→ Required task
Reproduce the listing below verbatim.

= = = = =

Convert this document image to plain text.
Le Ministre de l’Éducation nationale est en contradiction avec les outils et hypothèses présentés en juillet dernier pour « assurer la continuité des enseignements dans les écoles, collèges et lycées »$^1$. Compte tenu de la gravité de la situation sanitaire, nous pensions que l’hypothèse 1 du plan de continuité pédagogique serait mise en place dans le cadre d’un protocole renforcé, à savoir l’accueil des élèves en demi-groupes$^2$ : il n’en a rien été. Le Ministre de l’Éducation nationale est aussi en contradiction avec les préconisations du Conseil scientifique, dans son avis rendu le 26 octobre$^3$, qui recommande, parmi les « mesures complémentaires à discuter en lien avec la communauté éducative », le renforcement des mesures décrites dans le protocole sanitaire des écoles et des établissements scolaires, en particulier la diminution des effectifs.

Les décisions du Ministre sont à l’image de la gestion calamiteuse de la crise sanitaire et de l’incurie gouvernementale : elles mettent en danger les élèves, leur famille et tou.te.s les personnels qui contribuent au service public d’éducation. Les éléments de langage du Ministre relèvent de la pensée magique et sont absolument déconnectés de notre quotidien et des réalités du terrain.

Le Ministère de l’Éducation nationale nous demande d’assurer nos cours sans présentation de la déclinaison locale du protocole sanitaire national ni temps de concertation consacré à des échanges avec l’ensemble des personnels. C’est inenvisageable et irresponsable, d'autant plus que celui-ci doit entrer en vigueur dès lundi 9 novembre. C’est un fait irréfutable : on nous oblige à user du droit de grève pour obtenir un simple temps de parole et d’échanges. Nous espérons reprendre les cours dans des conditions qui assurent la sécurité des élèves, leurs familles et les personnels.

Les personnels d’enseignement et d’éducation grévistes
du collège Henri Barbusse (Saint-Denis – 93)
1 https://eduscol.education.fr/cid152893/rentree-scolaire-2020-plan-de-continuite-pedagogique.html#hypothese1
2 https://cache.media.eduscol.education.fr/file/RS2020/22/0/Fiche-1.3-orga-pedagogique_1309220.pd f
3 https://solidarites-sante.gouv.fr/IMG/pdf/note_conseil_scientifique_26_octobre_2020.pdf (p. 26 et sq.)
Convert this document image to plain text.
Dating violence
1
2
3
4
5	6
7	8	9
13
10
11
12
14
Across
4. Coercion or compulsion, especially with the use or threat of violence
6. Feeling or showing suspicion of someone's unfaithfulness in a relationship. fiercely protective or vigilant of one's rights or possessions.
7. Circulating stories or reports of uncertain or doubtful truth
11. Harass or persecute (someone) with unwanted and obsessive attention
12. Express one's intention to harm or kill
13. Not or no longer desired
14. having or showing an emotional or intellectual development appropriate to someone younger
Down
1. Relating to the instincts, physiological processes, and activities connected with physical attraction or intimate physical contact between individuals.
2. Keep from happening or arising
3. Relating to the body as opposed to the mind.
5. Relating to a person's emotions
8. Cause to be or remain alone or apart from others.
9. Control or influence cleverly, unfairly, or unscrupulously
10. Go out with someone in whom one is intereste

= = = = =

→ The solution
Convert this document image to plain text.
Le Ministre de l’Éducation nationale est en contradiction avec les outils et hypothèses présentés en juillet dernier pour « assurer la continuité des enseignements dans les écoles, collèges et lycées »$^1$. Compte tenu de la gravité de la situation sanitaire, nous pensions que l’hypothèse 1 du plan de continuité pédagogique serait mise en place dans le cadre d’un protocole renforcé, à savoir l’accueil des élèves en demi-groupes$^2$ : il n’en a rien été. Le Ministre de l’Éducation nationale est aussi en contradiction avec les préconisations du Conseil scientifique, dans son avis rendu le 26 octobre$^3$, qui recommande, parmi les « mesures complémentaires à discuter en lien avec la communauté éducative », le renforcement des mesures décrites dans le protocole sanitaire des écoles et des établissements scolaires, en particulier la diminution des effectifs.

Les décisions du Ministre sont à l’image de la gestion calamiteuse de la crise sanitaire et de l’incurie gouvernementale : elles mettent en danger les élèves, leur famille et tou.te.s les personnels qui contribuent au service public d’éducation. Les éléments de langage du Ministre relèvent de la pensée magique et sont absolument déconnectés de notre quotidien et des réalités du terrain.

Le Ministère de l’Éducation nationale nous demande d’assurer nos cours sans présentation de la déclinaison locale du protocole sanitaire national ni temps de concertation consacré à des échanges avec l’ensemble des personnels. C’est inenvisageable et irresponsable, d'autant plus que celui-ci doit entrer en vigueur dès lundi 9 novembre. C’est un fait irréfutable : on nous oblige à user du droit de grève pour obtenir un simple temps de parole et d’échanges. Nous espérons reprendre les cours dans des conditions qui assurent la sécurité des élèves, leurs familles et les personnels.

Les personnels d’enseignement et d’éducation grévistes
du collège Henri Barbusse (Saint-Denis – 93)
1 https://eduscol.education.fr/cid152893/rentree-scolaire-2020-plan-de-continuite-pedagogique.html#hypothese1
2 https://cache.media.eduscol.education.fr/file/RS2020/22/0/Fiche-1.3-orga-pedagogique_1309220.pd f
3 https://solidarites-sante.gouv.fr/IMG/pdf/note_conseil_scientifique_26_octobre_2020.pdf (p. 26 et sq.)
Convert this document image to plain text.
Dating violence
1
2
3
4
5	6
7	8	9
13
10
11
12
14
Across
4. Coercion or compulsion, especially with the use or threat of violence
6. Feeling or showing suspicion of someone's unfaithfulness in a relationship. fiercely protective or vigilant of one's rights or possessions.
7. Circulating stories or reports of uncertain or doubtful truth
11. Harass or persecute (someone) with unwanted and obsessive attention
12. Express one's intention to harm or kill
13. Not or no longer desired
14. having or showing an emotional or intellectual development appropriate to someone younger
Down
1. Relating to the instincts, physiological processes, and activities connected with physical attraction or intimate physical contact between individuals.
2. Keep from happening or arising
3. Relating to the body as opposed to the mind.
5. Relating to a person's emotions
8. Cause to be or remain alone or apart from others.
9. Control or influence cleverly, unfairly, or unscrupulously
10. Go out with someone in whom one is intereste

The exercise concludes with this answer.